**TASK TO CARRY OUT**
Please copy all the lines that follow, word for word.

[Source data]
====

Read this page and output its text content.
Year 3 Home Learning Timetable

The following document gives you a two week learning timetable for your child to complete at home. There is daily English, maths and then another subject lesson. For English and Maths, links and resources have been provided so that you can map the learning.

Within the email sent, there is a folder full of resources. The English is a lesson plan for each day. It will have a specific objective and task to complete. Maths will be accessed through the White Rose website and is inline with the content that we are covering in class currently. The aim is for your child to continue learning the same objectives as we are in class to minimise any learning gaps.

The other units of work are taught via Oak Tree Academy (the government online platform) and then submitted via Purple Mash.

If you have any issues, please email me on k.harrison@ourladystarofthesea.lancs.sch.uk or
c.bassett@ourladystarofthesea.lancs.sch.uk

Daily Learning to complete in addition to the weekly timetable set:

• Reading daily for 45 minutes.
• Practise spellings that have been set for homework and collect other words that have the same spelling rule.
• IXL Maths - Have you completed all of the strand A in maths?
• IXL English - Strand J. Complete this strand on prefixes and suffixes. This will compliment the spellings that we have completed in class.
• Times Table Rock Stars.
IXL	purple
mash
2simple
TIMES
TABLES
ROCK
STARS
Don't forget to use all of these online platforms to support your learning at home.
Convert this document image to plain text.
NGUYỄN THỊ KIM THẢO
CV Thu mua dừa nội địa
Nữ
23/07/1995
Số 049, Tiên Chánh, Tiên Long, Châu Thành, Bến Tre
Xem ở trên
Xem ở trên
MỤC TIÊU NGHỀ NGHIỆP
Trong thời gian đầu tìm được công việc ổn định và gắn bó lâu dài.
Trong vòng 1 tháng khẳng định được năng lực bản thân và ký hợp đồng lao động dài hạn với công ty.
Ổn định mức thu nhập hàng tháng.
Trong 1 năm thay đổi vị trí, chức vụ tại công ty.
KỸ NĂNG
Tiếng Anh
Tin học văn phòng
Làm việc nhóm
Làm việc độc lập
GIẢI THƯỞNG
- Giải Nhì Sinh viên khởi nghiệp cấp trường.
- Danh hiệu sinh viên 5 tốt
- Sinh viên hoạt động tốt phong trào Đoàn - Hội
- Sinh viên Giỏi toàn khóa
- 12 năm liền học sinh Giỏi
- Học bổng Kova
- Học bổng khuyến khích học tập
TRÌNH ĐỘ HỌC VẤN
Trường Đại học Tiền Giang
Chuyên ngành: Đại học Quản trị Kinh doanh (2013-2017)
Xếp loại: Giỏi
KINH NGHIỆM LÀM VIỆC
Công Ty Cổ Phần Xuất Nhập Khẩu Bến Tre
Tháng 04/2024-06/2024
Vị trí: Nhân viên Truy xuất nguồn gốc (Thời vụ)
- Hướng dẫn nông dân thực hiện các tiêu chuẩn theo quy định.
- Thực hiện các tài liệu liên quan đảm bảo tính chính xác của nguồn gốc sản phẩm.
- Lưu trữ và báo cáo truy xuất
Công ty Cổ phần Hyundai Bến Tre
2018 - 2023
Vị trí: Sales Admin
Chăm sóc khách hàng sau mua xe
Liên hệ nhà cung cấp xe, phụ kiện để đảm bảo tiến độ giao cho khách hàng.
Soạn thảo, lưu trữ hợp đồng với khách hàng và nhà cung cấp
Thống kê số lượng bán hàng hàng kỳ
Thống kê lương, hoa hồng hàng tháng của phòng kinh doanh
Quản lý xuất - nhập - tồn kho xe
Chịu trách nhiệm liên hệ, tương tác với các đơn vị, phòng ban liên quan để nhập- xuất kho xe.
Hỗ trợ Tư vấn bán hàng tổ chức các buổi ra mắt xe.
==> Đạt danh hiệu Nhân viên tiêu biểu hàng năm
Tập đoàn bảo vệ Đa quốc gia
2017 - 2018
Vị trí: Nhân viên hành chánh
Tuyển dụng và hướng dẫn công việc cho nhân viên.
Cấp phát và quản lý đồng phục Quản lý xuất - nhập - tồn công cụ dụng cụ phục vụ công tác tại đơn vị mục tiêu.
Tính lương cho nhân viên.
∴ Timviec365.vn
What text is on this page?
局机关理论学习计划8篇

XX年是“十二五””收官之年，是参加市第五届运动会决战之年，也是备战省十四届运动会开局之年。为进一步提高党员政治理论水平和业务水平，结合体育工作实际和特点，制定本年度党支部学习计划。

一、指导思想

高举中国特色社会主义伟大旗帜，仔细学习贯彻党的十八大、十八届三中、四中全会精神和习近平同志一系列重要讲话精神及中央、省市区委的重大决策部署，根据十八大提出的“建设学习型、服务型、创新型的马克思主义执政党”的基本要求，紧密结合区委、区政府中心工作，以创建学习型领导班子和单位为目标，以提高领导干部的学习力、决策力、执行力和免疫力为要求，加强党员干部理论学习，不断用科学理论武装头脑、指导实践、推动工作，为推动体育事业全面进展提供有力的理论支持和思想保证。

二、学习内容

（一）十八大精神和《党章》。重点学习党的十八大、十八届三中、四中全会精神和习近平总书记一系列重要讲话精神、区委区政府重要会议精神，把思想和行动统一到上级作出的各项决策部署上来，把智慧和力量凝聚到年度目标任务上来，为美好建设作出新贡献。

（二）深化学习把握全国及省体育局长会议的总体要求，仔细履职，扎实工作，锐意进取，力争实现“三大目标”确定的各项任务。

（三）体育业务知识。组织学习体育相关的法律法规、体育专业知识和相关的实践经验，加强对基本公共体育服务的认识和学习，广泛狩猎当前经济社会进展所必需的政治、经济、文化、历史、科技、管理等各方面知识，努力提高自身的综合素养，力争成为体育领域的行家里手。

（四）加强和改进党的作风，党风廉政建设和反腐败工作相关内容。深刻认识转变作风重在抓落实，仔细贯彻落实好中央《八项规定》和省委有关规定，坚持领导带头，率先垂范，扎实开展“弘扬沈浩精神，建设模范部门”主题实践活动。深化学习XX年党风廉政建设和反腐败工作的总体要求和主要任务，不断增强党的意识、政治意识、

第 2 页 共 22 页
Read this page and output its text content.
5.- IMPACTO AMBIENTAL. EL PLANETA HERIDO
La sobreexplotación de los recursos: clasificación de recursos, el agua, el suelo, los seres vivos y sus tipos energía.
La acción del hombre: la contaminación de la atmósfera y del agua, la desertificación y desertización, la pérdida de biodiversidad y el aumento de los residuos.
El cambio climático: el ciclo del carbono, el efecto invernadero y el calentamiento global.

====

**SOLUTION FOR THIS EXERCISE**
Read this page and output its text content.
Year 3 Home Learning Timetable

The following document gives you a two week learning timetable for your child to complete at home. There is daily English, maths and then another subject lesson. For English and Maths, links and resources have been provided so that you can map the learning.

Within the email sent, there is a folder full of resources. The English is a lesson plan for each day. It will have a specific objective and task to complete. Maths will be accessed through the White Rose website and is inline with the content that we are covering in class currently. The aim is for your child to continue learning the same objectives as we are in class to minimise any learning gaps.

The other units of work are taught via Oak Tree Academy (the government online platform) and then submitted via Purple Mash.

If you have any issues, please email me on k.harrison@ourladystarofthesea.lancs.sch.uk or
c.bassett@ourladystarofthesea.lancs.sch.uk

Daily Learning to complete in addition to the weekly timetable set:

• Reading daily for 45 minutes.
• Practise spellings that have been set for homework and collect other words that have the same spelling rule.
• IXL Maths - Have you completed all of the strand A in maths?
• IXL English - Strand J. Complete this strand on prefixes and suffixes. This will compliment the spellings that we have completed in class.
• Times Table Rock Stars.
IXL	purple
mash
2simple
TIMES
TABLES
ROCK
STARS
Don't forget to use all of these online platforms to support your learning at home.
Convert this document image to plain text.
NGUYỄN THỊ KIM THẢO
CV Thu mua dừa nội địa
Nữ
23/07/1995
Số 049, Tiên Chánh, Tiên Long, Châu Thành, Bến Tre
Xem ở trên
Xem ở trên
MỤC TIÊU NGHỀ NGHIỆP
Trong thời gian đầu tìm được công việc ổn định và gắn bó lâu dài.
Trong vòng 1 tháng khẳng định được năng lực bản thân và ký hợp đồng lao động dài hạn với công ty.
Ổn định mức thu nhập hàng tháng.
Trong 1 năm thay đổi vị trí, chức vụ tại công ty.
KỸ NĂNG
Tiếng Anh
Tin học văn phòng
Làm việc nhóm
Làm việc độc lập
GIẢI THƯỞNG
- Giải Nhì Sinh viên khởi nghiệp cấp trường.
- Danh hiệu sinh viên 5 tốt
- Sinh viên hoạt động tốt phong trào Đoàn - Hội
- Sinh viên Giỏi toàn khóa
- 12 năm liền học sinh Giỏi
- Học bổng Kova
- Học bổng khuyến khích học tập
TRÌNH ĐỘ HỌC VẤN
Trường Đại học Tiền Giang
Chuyên ngành: Đại học Quản trị Kinh doanh (2013-2017)
Xếp loại: Giỏi
KINH NGHIỆM LÀM VIỆC
Công Ty Cổ Phần Xuất Nhập Khẩu Bến Tre
Tháng 04/2024-06/2024
Vị trí: Nhân viên Truy xuất nguồn gốc (Thời vụ)
- Hướng dẫn nông dân thực hiện các tiêu chuẩn theo quy định.
- Thực hiện các tài liệu liên quan đảm bảo tính chính xác của nguồn gốc sản phẩm.
- Lưu trữ và báo cáo truy xuất
Công ty Cổ phần Hyundai Bến Tre
2018 - 2023
Vị trí: Sales Admin
Chăm sóc khách hàng sau mua xe
Liên hệ nhà cung cấp xe, phụ kiện để đảm bảo tiến độ giao cho khách hàng.
Soạn thảo, lưu trữ hợp đồng với khách hàng và nhà cung cấp
Thống kê số lượng bán hàng hàng kỳ
Thống kê lương, hoa hồng hàng tháng của phòng kinh doanh
Quản lý xuất - nhập - tồn kho xe
Chịu trách nhiệm liên hệ, tương tác với các đơn vị, phòng ban liên quan để nhập- xuất kho xe.
Hỗ trợ Tư vấn bán hàng tổ chức các buổi ra mắt xe.
==> Đạt danh hiệu Nhân viên tiêu biểu hàng năm
Tập đoàn bảo vệ Đa quốc gia
2017 - 2018
Vị trí: Nhân viên hành chánh
Tuyển dụng và hướng dẫn công việc cho nhân viên.
Cấp phát và quản lý đồng phục Quản lý xuất - nhập - tồn công cụ dụng cụ phục vụ công tác tại đơn vị mục tiêu.
Tính lương cho nhân viên.
∴ Timviec365.vn
What text is on this page?
局机关理论学习计划8篇

XX年是“十二五””收官之年，是参加市第五届运动会决战之年，也是备战省十四届运动会开局之年。为进一步提高党员政治理论水平和业务水平，结合体育工作实际和特点，制定本年度党支部学习计划。

一、指导思想

高举中国特色社会主义伟大旗帜，仔细学习贯彻党的十八大、十八届三中、四中全会精神和习近平同志一系列重要讲话精神及中央、省市区委的重大决策部署，根据十八大提出的“建设学习型、服务型、创新型的马克思主义执政党”的基本要求，紧密结合区委、区政府中心工作，以创建学习型领导班子和单位为目标，以提高领导干部的学习力、决策力、执行力和免疫力为要求，加强党员干部理论学习，不断用科学理论武装头脑、指导实践、推动工作，为推动体育事业全面进展提供有力的理论支持和思想保证。

二、学习内容

（一）十八大精神和《党章》。重点学习党的十八大、十八届三中、四中全会精神和习近平总书记一系列重要讲话精神、区委区政府重要会议精神，把思想和行动统一到上级作出的各项决策部署上来，把智慧和力量凝聚到年度目标任务上来，为美好建设作出新贡献。

（二）深化学习把握全国及省体育局长会议的总体要求，仔细履职，扎实工作，锐意进取，力争实现“三大目标”确定的各项任务。

（三）体育业务知识。组织学习体育相关的法律法规、体育专业知识和相关的实践经验，加强对基本公共体育服务的认识和学习，广泛狩猎当前经济社会进展所必需的政治、经济、文化、历史、科技、管理等各方面知识，努力提高自身的综合素养，力争成为体育领域的行家里手。

（四）加强和改进党的作风，党风廉政建设和反腐败工作相关内容。深刻认识转变作风重在抓落实，仔细贯彻落实好中央《八项规定》和省委有关规定，坚持领导带头，率先垂范，扎实开展“弘扬沈浩精神，建设模范部门”主题实践活动。深化学习XX年党风廉政建设和反腐败工作的总体要求和主要任务，不断增强党的意识、政治意识、

第 2 页 共 22 页
Read this page and output its text content.
5.- IMPACTO AMBIENTAL. EL PLANETA HERIDO
La sobreexplotación de los recursos: clasificación de recursos, el agua, el suelo, los seres vivos y sus tipos energía.
La acción del hombre: la contaminación de la atmósfera y del agua, la desertificación y desertización, la pérdida de biodiversidad y el aumento de los residuos.
El cambio climático: el ciclo del carbono, el efecto invernadero y el calentamiento global.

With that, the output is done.